TASKS FOR THIS EXERCISE:
1. In the post on information findability below, which three attributes determine the capability of a search engine?
2. Continue the post on information findability below from its last sentence.

Start of TEXT PASSAGE

Continuing the theme of projects that can change the way your company works, in this post we'll look at the topic of Information Findability.
Information Findability is determined primarily by two factors:
- The quality of information layout in categories, folders, cabinets, and similar structures; and
- The capability of the search engine.
The quality of the user interface could be a third factor, or you can see it as part of the information layout. What's behind the first factor is the intuitiveness of navigation, or, more simply stated - how obvious is it that the information you seek will be here rather than there? The problem with information layout is that it is virtually impossible for one structure to suit all needs. Take a trivial example such as a PO to procure a piece of test equipment for a project. Where does the PO document belong? In Finance or in R&D? In the specific project folder? The correct answer is: in all of them.
Increasingly, modern document management systems are realising the value of the "virtual folder". This presents a list of documents that is relevant to where the user is now in their navigation. The list is produced dynamically (from tags) and is most easily displayed with web-based technology where pages are commonly dynamic in nature anyway. This is what end-users expect from Web 2.0 systems and don't get from network file shares. There is a trade-off here because users don't want *too much* dynamism, and will expect repeatable results when they navigate to the same place. It has to be both familiar and contain the relevant documents. A case of "don't make me think" in action.
The capability of the search engine is down to three attributes: Faster, Deeper, and Wider.

End of TEXT PASSAGE
Start of INFORMATION GIVEN

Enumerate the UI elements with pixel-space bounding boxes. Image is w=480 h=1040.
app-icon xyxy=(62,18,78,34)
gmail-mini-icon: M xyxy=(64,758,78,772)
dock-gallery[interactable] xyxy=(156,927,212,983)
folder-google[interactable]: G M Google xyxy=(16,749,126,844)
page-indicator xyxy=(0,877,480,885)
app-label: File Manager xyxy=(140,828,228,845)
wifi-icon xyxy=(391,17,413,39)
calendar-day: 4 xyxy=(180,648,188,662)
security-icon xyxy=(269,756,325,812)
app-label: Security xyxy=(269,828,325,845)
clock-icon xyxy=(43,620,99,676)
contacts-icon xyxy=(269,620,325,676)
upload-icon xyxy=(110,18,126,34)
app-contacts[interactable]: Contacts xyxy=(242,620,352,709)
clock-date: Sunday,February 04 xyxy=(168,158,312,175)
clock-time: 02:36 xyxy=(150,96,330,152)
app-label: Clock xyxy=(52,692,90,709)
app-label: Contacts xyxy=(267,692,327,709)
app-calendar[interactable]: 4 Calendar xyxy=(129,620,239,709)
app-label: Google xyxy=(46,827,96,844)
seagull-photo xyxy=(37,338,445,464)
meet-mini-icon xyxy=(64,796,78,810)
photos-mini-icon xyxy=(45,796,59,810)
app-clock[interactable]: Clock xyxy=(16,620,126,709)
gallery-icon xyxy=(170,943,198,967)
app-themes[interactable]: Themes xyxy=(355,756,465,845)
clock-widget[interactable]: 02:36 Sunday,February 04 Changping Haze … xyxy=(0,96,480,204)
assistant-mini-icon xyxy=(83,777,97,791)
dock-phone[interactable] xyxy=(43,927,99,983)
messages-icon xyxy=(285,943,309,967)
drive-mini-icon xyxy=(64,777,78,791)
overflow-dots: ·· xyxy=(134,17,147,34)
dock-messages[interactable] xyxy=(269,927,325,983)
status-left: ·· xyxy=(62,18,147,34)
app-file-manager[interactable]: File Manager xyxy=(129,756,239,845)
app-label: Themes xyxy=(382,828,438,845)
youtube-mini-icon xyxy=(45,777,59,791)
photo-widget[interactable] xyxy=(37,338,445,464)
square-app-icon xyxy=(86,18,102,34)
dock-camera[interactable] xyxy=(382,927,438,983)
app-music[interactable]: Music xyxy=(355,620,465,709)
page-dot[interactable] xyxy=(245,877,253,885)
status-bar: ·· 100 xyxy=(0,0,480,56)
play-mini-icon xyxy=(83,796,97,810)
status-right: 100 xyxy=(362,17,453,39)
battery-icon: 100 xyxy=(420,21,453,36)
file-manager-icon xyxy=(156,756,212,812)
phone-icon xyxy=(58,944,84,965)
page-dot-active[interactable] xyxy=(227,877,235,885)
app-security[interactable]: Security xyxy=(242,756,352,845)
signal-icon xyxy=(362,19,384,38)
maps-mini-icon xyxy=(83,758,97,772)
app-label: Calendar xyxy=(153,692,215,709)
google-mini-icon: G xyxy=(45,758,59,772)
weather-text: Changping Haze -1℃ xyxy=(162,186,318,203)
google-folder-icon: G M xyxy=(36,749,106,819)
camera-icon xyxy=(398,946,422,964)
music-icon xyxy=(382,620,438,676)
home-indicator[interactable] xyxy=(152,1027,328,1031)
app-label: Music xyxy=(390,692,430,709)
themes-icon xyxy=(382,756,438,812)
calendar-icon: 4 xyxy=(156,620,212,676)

End of INFORMATION GIVEN

TASK-BY-TASK ANSWERS:
1. Faster, Deeper, and Wider.

2.
Let's start with fastness. Search engines work by converting all file formats they can read into a single format called an index. It gathers together unstructured data from many diverse file formats, and provides a very rapid retrieval of search results compared to, for example, a lookup in an SQL database. The data stored is trimmed of common, stem, or stop words, to make it more efficient.
The process of creating the index is done by crawling the content, usually automated to start at a specified time or time intervals. It could also be event-driven i.e. add to index every time new content is added. The methods differ in the system resources required and the 'right' answer depends on how real-time the data needs to be in order to be valuable. Most document systems incrementally update the index every 15 minutes or so because that balances a reasonable number of documents being added against the performance impact of the indexing process.
Let's move to deepness. A deep search is one where the most statistically relevant result is obtained. Imagine a system that only supported search by a limited data model (such as a fixed taxonomy or ontology). It's unlikely to be useful. At a minimum, we should be looking for full-text search capabilities. It must not be the case that an end-user has to manually tag content with metadata in order for it to be found. If a document contains the relevant words, it should be found. Whether it is displayed to a user may depend on the user's right to see the document ("security trimming"), but it should be found. Another important factor for depth is having flexibility in what files types can be indexed. The more file type formats that can be indexed, the better. It's also essential to be able to add custom formats.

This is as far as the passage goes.